Records for the task:
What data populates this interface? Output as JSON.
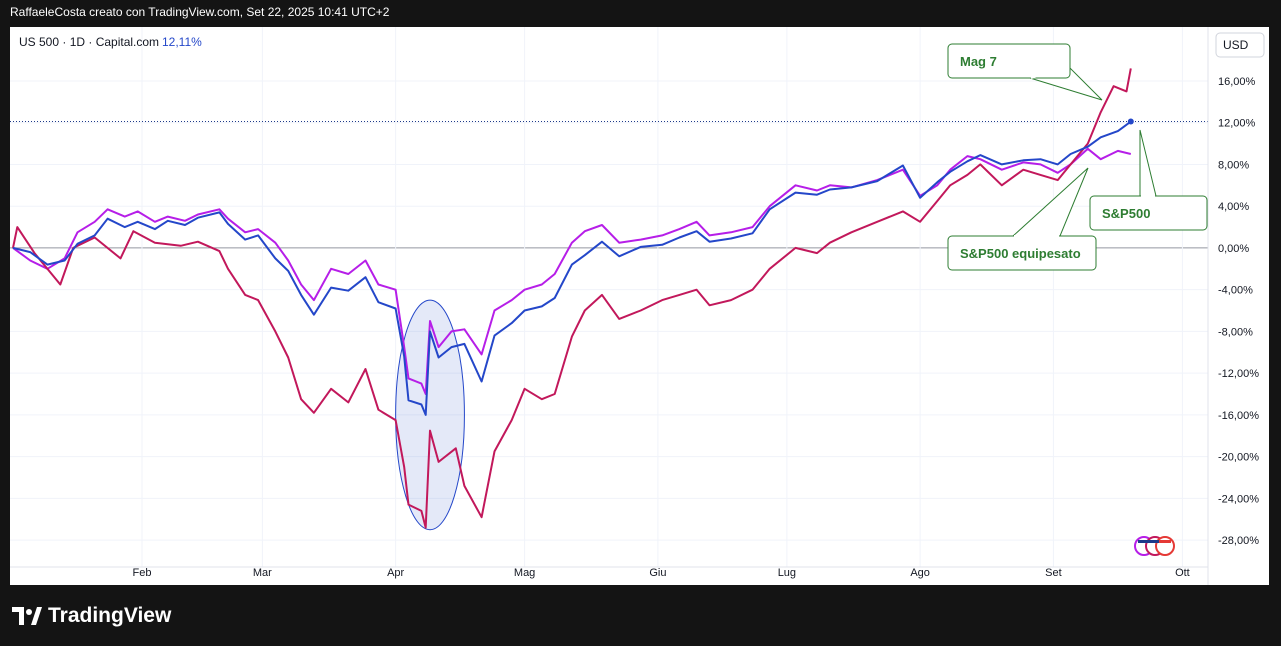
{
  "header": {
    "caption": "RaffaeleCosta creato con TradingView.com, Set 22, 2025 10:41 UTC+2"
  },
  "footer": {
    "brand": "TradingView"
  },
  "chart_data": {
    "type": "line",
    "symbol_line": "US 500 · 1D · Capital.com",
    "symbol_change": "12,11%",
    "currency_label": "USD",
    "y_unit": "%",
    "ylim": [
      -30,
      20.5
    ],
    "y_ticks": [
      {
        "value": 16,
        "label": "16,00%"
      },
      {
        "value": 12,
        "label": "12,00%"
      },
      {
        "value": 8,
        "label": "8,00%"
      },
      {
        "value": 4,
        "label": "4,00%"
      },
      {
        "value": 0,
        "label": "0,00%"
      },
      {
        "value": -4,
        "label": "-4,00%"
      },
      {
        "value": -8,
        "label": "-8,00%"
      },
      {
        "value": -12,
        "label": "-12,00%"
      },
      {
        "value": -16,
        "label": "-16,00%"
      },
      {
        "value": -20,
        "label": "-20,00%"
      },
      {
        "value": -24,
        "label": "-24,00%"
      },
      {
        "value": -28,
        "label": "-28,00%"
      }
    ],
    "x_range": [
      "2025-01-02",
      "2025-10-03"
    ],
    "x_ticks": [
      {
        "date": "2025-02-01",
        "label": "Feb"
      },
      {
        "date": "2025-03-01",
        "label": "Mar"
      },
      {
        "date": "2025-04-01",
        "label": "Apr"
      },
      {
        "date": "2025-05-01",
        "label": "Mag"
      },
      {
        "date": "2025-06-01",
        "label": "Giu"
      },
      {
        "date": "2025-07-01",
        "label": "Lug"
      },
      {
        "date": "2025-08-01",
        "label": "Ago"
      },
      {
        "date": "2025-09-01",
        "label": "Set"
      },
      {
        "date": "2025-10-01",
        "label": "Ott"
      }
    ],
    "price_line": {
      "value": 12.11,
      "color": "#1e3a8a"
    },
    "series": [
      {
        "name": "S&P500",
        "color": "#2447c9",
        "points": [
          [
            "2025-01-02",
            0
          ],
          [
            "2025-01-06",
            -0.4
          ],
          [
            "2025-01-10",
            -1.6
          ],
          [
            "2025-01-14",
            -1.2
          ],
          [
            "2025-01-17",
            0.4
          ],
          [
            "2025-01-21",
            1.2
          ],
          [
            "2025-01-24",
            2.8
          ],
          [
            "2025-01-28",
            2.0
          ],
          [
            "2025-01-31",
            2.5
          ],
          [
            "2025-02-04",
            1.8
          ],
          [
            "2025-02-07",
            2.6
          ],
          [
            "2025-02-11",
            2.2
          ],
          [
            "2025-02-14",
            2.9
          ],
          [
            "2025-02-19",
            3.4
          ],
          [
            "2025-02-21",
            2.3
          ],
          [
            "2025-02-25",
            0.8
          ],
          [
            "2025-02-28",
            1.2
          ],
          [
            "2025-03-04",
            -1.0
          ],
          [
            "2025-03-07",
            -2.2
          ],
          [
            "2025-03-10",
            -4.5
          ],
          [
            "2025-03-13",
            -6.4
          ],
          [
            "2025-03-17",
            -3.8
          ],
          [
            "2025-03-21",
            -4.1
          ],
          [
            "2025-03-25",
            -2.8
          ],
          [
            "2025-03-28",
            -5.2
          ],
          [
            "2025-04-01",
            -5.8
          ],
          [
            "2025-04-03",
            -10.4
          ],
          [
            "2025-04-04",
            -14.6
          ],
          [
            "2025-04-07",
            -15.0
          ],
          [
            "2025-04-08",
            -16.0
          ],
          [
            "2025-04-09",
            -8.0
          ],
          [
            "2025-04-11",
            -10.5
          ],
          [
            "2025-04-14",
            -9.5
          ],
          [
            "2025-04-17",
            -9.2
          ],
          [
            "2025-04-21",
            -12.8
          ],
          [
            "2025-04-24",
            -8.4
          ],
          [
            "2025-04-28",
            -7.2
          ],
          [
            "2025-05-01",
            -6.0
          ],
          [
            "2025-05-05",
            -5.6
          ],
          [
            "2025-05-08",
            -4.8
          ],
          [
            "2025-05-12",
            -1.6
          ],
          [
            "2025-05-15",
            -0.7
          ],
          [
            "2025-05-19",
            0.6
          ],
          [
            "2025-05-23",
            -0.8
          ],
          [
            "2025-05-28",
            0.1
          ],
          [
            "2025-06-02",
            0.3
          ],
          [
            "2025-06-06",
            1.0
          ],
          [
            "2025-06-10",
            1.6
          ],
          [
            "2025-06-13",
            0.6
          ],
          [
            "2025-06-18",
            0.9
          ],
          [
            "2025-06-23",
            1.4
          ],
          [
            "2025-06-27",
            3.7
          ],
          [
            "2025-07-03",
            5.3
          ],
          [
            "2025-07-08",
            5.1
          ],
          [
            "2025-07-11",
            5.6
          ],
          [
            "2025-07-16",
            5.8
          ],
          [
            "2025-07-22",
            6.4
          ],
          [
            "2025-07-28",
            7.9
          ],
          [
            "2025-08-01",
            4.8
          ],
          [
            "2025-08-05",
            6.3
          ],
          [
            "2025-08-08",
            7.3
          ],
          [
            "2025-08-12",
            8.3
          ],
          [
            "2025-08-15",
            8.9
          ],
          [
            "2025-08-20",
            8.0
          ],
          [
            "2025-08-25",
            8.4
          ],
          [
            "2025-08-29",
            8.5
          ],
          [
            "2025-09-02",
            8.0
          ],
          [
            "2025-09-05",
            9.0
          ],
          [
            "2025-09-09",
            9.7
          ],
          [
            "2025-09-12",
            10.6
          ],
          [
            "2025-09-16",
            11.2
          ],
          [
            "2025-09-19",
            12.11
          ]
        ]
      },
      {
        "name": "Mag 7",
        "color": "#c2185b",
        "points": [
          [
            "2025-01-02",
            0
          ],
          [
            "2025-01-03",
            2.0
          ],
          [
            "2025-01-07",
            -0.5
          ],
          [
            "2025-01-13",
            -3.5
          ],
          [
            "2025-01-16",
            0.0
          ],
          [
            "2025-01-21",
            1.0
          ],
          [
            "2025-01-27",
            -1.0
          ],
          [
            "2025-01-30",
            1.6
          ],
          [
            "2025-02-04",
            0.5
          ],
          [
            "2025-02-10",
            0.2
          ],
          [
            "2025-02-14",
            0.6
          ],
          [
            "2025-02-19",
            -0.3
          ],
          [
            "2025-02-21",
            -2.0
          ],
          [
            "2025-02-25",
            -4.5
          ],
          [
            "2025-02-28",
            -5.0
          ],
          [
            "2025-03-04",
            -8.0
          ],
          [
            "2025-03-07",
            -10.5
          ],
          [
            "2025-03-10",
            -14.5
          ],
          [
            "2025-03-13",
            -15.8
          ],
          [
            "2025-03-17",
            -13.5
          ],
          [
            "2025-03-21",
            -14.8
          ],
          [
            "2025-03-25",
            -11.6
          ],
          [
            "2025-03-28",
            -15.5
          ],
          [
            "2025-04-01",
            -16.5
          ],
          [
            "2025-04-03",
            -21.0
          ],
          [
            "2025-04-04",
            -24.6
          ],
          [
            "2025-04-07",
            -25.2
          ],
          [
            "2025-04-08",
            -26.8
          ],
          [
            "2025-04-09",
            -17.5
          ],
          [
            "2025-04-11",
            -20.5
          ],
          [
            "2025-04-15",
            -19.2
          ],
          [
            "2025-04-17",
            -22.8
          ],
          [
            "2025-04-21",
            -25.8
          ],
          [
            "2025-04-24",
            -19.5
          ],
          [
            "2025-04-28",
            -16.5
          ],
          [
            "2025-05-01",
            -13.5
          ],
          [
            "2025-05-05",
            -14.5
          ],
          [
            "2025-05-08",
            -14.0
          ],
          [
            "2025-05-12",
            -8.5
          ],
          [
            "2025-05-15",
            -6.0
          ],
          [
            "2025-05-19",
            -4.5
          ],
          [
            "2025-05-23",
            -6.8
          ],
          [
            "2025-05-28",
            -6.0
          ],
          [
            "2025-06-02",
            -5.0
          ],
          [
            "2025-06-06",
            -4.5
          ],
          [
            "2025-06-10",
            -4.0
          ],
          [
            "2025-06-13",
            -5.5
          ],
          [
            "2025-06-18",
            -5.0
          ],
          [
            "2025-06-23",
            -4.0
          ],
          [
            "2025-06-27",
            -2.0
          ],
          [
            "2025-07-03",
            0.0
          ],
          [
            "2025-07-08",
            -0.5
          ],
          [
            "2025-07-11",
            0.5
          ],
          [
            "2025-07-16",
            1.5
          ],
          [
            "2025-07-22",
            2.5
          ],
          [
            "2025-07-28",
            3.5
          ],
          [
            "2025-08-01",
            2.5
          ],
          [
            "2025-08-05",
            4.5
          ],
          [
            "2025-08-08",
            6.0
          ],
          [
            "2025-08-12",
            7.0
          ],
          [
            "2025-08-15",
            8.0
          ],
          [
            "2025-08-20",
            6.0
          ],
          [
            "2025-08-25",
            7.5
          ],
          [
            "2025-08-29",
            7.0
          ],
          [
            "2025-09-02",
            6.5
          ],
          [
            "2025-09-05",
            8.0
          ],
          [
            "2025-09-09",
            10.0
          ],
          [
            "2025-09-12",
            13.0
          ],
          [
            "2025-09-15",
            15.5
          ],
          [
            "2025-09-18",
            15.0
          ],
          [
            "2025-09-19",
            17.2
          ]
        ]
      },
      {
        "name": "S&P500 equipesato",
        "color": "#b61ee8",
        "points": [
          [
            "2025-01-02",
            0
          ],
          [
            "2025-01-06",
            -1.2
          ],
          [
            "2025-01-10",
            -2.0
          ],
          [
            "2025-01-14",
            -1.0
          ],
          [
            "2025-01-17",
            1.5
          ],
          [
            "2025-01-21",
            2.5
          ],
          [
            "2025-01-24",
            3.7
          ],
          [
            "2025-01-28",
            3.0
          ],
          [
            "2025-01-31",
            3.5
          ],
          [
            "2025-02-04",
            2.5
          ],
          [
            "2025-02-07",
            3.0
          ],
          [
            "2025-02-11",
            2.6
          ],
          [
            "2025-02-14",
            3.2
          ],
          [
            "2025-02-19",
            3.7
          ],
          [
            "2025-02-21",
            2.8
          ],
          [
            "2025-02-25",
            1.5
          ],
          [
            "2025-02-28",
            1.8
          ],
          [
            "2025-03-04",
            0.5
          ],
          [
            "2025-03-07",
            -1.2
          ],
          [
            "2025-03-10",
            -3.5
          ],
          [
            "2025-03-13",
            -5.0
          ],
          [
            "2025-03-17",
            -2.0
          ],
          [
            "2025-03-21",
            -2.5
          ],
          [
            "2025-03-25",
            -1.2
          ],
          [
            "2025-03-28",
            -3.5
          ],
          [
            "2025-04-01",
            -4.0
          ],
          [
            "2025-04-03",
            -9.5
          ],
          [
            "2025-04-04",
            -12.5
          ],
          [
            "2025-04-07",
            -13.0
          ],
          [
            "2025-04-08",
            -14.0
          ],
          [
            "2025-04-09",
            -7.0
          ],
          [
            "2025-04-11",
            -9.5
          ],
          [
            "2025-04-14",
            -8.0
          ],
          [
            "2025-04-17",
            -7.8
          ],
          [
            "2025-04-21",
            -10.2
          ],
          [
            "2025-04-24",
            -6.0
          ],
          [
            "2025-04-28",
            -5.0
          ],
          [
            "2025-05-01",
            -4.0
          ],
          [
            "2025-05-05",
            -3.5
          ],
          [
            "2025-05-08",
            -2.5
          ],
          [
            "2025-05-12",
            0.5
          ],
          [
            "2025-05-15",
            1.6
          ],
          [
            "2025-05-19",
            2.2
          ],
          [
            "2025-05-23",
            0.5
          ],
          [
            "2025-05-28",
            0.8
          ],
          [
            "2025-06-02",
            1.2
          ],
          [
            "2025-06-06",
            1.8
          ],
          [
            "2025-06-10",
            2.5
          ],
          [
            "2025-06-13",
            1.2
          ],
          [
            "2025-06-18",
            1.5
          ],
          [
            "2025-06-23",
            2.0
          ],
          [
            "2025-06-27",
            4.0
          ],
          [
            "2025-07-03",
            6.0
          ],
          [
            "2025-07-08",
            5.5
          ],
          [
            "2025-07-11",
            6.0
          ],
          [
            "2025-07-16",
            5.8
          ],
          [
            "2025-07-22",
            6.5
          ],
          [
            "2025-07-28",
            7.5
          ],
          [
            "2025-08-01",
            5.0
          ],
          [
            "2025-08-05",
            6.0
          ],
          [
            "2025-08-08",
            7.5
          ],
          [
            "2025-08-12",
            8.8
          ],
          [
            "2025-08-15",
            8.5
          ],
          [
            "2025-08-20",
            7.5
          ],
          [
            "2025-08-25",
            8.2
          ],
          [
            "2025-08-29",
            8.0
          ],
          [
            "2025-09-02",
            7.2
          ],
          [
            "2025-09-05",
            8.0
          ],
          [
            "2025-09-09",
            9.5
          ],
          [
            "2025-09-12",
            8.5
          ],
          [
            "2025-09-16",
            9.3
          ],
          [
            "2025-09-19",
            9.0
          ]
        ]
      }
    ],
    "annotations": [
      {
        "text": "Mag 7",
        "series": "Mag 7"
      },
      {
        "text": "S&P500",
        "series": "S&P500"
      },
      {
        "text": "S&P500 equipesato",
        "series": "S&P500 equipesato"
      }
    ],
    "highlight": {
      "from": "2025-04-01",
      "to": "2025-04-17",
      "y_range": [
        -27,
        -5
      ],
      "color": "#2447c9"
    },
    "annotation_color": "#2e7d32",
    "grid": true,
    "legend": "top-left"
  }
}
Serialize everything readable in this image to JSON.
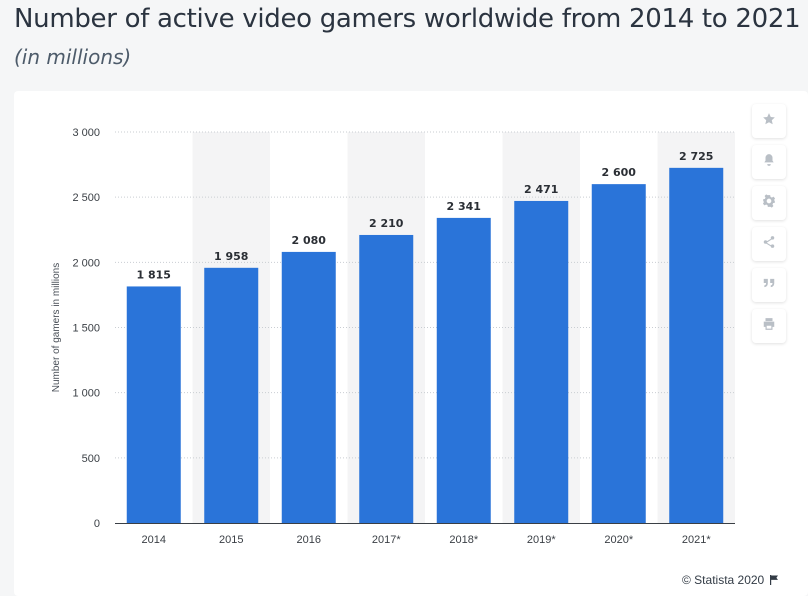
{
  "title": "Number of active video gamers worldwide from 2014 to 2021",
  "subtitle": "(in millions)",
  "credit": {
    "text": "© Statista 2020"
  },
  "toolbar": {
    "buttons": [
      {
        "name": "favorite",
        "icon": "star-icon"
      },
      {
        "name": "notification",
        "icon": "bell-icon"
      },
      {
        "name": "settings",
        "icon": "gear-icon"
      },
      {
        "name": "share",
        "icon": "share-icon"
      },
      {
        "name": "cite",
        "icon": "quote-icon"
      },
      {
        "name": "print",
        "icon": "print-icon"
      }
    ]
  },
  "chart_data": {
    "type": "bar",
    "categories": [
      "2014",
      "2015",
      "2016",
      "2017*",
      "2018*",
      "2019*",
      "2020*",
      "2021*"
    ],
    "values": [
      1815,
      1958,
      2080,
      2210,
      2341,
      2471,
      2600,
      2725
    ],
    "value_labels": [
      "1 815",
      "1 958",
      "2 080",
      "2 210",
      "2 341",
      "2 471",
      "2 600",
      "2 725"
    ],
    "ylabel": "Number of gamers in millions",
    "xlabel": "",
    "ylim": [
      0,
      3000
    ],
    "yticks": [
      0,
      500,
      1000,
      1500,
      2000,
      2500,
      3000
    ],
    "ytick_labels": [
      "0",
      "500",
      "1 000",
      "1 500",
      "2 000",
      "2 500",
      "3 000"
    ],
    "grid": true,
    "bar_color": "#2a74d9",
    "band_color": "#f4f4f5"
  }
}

What you will do: Extract lines where the string "millions" occurs.

Expected output:
  "subtitle": "(in millions)",
    "ylabel": "Number of gamers in millions",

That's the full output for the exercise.